**TASK DIRECTIONS**
Note how many lines hold "Kurse" and report that number by itself.

Figure record listings
+---+
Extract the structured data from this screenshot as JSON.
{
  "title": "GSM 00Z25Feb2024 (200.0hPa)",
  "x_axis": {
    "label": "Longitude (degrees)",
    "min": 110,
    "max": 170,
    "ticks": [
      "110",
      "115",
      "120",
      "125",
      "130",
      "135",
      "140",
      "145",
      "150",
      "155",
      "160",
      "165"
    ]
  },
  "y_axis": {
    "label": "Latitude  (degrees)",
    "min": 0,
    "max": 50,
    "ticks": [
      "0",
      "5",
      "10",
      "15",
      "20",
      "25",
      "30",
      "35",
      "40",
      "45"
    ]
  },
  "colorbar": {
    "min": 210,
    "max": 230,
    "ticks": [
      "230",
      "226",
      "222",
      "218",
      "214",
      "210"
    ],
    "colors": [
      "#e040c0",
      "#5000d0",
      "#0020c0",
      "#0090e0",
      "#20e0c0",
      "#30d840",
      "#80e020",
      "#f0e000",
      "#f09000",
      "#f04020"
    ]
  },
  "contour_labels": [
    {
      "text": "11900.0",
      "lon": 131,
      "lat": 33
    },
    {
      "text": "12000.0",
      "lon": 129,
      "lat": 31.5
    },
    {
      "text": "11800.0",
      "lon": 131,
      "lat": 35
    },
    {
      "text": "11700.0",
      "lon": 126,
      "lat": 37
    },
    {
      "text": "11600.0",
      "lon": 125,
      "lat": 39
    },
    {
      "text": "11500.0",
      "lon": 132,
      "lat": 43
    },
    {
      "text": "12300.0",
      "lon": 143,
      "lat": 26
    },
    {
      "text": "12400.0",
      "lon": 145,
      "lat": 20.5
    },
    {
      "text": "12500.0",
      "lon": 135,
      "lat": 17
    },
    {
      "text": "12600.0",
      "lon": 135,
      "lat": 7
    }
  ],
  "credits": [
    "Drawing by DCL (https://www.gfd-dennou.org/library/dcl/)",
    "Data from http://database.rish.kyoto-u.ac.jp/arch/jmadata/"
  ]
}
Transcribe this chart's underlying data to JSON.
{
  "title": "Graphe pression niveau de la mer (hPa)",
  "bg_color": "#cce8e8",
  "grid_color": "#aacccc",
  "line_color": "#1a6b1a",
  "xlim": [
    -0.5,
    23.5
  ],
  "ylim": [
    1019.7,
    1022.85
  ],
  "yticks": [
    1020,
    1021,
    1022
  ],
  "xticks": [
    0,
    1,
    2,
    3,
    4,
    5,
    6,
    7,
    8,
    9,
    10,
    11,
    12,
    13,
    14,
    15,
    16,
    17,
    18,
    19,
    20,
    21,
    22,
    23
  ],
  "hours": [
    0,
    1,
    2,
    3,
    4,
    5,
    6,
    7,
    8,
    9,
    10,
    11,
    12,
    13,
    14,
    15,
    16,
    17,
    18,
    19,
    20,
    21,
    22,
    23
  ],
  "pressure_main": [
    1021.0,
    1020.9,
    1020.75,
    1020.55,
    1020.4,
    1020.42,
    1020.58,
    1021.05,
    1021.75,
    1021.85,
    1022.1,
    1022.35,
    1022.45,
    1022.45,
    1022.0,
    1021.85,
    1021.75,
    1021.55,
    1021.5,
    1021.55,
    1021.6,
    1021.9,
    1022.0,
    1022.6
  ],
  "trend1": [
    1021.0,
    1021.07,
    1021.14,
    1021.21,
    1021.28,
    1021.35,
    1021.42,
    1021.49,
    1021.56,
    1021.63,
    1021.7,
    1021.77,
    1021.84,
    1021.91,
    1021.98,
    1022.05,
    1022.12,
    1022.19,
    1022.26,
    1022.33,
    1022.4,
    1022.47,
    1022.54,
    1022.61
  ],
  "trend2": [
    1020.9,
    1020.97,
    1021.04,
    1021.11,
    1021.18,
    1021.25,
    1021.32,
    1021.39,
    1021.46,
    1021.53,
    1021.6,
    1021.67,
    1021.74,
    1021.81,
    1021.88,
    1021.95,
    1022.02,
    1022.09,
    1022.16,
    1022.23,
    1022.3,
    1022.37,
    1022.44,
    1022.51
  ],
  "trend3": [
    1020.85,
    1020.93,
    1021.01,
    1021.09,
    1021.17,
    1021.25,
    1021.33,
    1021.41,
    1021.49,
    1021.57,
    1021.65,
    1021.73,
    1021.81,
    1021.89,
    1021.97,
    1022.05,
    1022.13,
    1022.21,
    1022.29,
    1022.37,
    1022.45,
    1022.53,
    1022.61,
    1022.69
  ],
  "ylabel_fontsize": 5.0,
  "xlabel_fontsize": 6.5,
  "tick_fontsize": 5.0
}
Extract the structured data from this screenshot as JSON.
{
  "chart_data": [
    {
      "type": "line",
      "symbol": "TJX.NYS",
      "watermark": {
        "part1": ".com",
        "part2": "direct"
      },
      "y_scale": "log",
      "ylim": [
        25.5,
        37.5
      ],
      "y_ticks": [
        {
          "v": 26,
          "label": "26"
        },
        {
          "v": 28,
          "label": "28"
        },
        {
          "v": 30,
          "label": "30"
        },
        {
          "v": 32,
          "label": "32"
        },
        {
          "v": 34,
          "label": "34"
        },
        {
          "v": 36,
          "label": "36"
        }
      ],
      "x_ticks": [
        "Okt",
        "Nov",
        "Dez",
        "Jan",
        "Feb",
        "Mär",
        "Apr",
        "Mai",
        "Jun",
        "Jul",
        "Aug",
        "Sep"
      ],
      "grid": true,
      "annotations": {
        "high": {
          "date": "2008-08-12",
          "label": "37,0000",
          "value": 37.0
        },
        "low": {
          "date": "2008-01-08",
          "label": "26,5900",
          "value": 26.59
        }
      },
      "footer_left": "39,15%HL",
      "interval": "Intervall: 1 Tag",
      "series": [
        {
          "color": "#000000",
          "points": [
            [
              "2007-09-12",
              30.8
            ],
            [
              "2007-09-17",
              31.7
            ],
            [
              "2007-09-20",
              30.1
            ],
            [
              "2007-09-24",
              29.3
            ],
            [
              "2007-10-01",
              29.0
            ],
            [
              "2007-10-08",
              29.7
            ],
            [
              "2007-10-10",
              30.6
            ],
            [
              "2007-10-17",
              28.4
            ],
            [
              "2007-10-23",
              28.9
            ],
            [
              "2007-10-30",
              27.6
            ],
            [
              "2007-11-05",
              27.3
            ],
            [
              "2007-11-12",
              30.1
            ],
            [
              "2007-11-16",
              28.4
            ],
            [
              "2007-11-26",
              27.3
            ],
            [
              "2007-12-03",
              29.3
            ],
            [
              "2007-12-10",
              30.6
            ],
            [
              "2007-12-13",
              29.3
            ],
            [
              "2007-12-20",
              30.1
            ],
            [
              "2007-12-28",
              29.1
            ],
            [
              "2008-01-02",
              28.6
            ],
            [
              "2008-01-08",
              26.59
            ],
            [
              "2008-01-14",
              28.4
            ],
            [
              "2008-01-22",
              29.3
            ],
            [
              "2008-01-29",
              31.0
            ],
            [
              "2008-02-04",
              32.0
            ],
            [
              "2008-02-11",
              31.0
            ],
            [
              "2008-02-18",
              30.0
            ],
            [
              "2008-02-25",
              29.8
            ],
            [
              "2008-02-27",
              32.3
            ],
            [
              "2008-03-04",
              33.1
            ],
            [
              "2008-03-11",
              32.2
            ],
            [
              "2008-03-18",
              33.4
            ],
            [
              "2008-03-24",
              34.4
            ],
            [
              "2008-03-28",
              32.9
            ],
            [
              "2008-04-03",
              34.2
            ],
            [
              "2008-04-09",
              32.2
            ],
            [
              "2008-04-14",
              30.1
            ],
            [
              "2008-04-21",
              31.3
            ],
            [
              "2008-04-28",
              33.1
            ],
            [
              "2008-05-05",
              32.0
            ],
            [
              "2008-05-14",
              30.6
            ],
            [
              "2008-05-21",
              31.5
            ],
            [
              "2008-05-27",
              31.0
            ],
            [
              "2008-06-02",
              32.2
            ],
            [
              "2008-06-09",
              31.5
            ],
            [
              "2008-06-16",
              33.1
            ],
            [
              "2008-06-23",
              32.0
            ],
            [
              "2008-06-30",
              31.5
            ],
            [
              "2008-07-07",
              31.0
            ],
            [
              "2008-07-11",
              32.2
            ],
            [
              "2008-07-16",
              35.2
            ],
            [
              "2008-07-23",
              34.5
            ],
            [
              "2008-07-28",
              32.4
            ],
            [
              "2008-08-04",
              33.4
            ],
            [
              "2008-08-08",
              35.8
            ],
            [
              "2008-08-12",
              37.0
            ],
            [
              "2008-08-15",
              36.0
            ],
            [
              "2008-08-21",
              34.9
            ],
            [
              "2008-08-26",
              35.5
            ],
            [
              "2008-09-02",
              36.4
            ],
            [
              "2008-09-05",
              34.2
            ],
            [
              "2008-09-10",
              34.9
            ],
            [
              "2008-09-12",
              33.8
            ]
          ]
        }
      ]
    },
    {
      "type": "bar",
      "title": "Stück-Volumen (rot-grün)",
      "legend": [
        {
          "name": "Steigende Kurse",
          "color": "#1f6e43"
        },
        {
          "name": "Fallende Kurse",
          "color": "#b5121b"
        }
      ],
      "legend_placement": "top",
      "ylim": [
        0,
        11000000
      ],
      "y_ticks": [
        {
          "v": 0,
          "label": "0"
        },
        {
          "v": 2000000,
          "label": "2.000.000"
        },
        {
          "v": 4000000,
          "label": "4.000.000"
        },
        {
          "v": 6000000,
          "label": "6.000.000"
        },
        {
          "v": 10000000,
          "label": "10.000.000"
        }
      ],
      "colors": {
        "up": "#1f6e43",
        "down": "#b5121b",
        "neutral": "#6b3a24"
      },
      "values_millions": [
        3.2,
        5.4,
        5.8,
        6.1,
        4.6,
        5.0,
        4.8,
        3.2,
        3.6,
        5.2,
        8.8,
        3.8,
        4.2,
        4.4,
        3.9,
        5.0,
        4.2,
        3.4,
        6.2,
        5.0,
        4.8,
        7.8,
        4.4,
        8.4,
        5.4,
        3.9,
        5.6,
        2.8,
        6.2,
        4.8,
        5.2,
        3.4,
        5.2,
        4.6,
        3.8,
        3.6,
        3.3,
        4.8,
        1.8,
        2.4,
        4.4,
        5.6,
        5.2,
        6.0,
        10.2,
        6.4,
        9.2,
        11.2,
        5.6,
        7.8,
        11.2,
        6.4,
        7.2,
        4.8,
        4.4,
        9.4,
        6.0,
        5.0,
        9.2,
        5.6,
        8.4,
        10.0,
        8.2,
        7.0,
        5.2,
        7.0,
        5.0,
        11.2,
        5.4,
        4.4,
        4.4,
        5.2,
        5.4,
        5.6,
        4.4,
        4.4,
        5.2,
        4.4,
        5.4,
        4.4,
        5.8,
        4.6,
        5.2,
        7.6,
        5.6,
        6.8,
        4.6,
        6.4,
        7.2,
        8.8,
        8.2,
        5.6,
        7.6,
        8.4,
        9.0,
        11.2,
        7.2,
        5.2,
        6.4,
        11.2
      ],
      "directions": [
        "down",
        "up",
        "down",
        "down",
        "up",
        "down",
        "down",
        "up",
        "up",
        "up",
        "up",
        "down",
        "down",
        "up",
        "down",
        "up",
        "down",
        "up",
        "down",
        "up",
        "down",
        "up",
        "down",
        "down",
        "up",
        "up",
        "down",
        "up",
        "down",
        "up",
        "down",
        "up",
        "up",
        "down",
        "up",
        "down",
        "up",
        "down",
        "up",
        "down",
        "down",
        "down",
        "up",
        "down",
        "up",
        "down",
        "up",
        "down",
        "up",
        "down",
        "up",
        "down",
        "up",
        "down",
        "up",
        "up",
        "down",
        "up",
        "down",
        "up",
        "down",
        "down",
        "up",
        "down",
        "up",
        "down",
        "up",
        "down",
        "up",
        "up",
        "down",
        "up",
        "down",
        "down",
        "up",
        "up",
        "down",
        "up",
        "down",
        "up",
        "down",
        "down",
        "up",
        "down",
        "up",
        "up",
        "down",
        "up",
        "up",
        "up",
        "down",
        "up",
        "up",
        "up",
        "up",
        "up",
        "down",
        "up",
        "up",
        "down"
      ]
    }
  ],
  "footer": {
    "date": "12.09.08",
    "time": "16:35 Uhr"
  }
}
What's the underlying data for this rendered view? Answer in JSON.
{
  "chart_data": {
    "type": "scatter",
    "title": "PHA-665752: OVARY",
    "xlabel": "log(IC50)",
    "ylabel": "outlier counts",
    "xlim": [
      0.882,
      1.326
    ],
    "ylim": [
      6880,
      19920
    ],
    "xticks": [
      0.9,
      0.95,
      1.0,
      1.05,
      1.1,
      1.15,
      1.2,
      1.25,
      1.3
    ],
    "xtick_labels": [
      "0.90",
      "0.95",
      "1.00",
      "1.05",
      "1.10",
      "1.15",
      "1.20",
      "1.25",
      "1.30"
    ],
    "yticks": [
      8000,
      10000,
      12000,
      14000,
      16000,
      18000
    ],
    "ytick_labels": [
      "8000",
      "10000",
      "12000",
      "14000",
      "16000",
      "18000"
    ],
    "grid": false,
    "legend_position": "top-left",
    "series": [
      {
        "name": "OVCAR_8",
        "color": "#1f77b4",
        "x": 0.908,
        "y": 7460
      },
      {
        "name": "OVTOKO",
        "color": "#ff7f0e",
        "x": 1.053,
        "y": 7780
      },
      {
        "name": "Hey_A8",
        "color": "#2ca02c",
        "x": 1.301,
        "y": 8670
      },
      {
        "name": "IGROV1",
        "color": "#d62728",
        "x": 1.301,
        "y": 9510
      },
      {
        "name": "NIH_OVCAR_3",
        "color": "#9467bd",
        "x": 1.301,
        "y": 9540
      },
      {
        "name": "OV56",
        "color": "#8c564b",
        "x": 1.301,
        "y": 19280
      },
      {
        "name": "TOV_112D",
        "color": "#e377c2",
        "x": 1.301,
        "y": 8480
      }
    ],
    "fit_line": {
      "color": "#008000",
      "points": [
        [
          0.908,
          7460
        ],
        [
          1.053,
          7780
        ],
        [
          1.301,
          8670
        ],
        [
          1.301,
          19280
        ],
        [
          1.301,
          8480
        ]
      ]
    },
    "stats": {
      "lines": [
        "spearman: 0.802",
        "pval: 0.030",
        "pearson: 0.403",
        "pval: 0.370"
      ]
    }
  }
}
+---+
**RESULT FOR THIS EXERCISE**
2